Collect every line below that contains the word "this".

## RECORD SET
-----
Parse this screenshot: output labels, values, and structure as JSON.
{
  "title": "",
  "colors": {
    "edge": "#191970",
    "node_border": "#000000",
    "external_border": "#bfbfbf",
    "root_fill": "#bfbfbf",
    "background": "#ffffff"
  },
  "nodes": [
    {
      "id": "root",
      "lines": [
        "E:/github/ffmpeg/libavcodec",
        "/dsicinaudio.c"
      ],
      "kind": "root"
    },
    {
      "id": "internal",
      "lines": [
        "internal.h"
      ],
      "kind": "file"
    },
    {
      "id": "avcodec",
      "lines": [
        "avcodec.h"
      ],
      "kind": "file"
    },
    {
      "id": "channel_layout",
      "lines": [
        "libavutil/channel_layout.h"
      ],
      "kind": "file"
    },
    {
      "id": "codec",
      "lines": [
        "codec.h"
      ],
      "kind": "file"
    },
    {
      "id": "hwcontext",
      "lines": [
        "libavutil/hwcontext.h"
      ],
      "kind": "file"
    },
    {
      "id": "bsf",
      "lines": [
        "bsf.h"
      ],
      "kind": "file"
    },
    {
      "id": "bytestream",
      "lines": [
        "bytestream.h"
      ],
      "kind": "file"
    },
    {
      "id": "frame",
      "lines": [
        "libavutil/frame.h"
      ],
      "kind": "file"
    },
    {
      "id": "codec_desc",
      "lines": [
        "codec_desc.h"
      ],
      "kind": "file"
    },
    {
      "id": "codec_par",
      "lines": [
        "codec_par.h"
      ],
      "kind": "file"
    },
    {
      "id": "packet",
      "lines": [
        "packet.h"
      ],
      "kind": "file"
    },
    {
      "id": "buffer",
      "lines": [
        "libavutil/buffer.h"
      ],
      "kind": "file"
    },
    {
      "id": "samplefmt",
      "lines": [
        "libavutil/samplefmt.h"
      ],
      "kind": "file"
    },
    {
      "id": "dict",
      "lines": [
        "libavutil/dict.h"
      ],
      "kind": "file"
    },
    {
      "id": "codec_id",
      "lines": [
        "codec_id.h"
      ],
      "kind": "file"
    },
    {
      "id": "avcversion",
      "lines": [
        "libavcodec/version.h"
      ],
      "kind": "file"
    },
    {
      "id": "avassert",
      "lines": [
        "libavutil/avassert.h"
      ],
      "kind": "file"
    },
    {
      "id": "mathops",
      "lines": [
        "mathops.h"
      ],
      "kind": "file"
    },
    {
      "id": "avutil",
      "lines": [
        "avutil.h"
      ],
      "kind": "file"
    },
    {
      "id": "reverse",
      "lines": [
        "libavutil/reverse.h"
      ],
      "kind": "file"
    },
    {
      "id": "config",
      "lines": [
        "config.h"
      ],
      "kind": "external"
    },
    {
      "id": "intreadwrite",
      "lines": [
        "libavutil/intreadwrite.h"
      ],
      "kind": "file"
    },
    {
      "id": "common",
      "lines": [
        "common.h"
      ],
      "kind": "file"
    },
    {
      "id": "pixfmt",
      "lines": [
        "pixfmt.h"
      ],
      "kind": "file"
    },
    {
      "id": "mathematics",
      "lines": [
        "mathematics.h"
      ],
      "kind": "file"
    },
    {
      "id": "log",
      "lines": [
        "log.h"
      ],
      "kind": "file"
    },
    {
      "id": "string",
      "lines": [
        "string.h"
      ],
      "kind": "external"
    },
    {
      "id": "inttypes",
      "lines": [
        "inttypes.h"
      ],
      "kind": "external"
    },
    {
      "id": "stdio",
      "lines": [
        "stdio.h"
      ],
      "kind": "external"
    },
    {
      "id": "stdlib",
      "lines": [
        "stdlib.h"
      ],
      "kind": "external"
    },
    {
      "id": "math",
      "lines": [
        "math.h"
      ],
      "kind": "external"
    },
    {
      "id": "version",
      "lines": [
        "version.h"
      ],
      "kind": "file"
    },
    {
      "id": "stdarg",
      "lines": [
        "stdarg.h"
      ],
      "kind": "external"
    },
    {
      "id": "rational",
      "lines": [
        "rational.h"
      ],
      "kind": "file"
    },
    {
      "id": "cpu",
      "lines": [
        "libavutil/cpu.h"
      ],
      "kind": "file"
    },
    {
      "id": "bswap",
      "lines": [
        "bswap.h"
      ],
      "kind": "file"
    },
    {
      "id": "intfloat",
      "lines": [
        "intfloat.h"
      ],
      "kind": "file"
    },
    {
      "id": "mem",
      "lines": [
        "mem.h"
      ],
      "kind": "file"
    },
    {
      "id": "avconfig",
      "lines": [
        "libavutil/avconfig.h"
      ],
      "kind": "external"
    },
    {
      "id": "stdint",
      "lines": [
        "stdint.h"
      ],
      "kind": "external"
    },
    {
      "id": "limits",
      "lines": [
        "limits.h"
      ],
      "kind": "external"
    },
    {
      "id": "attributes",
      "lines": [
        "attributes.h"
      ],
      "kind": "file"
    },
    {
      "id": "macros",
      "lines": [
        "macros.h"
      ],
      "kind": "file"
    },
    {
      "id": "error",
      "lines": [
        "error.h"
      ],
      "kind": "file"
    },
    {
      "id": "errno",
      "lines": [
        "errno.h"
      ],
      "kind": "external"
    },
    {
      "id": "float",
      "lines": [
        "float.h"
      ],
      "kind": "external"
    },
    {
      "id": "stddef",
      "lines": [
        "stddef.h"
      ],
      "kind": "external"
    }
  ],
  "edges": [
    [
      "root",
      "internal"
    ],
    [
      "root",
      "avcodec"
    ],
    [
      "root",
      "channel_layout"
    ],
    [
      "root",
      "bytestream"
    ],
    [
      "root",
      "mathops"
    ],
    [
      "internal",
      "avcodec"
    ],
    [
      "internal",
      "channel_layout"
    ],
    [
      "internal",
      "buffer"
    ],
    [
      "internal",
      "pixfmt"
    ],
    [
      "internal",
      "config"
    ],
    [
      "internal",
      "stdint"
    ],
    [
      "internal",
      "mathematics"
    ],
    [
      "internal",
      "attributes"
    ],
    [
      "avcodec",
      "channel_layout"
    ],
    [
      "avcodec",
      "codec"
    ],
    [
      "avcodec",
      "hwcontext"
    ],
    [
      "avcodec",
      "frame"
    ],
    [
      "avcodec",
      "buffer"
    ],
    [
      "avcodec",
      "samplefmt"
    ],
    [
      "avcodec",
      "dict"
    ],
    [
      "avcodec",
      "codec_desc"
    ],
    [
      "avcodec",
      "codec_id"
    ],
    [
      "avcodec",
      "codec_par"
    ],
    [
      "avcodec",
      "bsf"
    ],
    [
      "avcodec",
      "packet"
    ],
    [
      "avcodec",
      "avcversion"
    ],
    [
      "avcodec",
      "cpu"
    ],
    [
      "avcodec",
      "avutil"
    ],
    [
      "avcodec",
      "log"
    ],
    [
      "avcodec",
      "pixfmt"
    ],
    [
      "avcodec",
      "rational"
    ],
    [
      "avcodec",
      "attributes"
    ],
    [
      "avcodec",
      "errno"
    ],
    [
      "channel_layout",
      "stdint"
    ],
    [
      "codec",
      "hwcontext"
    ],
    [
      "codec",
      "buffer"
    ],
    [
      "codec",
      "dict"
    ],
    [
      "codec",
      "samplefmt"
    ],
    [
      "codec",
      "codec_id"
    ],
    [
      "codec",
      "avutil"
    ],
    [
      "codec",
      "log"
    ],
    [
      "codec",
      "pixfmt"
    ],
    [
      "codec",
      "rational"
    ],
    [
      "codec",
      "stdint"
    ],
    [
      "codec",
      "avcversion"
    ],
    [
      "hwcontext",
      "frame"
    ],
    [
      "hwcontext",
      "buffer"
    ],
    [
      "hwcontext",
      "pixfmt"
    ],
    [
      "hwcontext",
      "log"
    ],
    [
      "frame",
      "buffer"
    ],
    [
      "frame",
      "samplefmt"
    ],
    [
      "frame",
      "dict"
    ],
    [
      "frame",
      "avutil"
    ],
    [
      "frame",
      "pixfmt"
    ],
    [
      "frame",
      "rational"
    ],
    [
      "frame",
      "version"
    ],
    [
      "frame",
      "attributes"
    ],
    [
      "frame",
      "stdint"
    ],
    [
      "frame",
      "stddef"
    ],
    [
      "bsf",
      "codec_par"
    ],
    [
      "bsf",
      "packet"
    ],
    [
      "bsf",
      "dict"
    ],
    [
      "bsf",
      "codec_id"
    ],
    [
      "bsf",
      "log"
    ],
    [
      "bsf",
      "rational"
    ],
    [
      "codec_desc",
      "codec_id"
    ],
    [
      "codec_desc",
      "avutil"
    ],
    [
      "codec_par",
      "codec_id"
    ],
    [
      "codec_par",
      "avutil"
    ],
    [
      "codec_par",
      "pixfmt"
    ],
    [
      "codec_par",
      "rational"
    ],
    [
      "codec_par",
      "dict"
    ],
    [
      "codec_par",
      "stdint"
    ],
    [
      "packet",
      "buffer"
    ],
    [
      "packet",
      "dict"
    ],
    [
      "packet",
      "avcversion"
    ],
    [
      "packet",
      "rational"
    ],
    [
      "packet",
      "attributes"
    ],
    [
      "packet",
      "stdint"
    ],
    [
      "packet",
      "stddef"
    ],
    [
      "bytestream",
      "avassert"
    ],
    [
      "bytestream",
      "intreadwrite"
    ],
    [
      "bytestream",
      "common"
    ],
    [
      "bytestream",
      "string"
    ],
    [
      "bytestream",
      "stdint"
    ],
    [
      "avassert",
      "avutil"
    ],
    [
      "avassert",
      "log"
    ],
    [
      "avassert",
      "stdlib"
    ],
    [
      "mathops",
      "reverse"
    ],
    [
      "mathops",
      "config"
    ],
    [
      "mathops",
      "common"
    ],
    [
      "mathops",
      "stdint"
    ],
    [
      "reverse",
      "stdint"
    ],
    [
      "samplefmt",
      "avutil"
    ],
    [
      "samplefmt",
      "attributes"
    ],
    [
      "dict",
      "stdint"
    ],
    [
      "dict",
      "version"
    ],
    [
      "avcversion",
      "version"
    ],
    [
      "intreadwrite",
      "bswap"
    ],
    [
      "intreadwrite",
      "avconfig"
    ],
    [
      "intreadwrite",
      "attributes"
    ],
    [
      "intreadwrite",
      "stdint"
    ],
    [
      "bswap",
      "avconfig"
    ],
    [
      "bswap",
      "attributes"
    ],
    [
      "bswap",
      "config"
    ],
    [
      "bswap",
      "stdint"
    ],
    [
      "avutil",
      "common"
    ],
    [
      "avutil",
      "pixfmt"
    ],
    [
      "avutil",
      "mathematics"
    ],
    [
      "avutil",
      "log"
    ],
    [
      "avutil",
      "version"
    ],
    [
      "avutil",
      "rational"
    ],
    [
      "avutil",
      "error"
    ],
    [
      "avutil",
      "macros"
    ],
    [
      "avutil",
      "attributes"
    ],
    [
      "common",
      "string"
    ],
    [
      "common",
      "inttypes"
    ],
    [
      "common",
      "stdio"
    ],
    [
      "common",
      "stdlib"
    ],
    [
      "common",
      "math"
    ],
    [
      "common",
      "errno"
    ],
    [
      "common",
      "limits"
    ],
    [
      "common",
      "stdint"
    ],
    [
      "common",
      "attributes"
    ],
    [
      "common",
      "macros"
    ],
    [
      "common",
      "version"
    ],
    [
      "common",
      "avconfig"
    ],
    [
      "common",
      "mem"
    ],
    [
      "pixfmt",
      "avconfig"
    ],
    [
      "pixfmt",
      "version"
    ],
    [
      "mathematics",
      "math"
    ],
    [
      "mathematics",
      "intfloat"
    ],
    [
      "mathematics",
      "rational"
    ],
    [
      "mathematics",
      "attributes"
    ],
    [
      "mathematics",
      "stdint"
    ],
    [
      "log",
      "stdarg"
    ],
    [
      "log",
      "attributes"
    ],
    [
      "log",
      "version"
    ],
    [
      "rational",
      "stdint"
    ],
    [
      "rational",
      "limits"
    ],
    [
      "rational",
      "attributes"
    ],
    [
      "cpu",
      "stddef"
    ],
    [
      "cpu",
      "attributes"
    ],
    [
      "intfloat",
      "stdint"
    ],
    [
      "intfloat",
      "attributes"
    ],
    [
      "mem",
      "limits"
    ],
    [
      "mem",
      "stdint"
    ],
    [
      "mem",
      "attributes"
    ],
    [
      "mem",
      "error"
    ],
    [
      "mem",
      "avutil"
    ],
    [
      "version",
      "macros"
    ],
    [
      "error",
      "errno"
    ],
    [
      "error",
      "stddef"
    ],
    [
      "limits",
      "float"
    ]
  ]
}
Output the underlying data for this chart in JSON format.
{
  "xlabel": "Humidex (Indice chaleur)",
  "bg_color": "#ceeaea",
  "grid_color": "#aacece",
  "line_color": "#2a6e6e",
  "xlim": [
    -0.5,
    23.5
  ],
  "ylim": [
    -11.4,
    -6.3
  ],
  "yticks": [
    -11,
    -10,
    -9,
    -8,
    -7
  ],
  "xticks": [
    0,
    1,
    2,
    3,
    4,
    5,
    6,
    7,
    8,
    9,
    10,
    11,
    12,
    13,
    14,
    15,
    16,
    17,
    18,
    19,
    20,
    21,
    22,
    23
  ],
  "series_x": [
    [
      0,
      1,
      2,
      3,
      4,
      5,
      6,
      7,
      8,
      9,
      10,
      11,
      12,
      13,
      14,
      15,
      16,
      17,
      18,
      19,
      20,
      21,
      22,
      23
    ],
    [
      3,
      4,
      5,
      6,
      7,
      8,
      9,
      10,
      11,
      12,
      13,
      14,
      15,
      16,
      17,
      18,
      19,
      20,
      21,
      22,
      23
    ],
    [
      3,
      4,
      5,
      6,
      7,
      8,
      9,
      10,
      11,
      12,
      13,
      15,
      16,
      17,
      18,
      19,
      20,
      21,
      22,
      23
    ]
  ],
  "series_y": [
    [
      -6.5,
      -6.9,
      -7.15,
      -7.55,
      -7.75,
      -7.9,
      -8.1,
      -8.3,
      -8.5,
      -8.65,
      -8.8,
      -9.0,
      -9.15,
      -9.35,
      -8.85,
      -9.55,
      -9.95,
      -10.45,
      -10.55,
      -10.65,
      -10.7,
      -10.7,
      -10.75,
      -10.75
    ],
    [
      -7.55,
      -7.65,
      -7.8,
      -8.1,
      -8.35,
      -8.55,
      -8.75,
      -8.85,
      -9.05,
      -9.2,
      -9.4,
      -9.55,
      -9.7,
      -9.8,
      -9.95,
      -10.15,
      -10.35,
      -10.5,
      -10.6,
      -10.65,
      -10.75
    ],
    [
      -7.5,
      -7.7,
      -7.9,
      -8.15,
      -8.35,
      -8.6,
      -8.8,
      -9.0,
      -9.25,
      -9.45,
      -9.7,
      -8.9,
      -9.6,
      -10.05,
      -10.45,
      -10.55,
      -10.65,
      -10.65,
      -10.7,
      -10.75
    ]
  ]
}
-----
## ANSWER
Parse this screenshot: output labels, values, and structure as JSON.
Output the underlying data for this chart in JSON format.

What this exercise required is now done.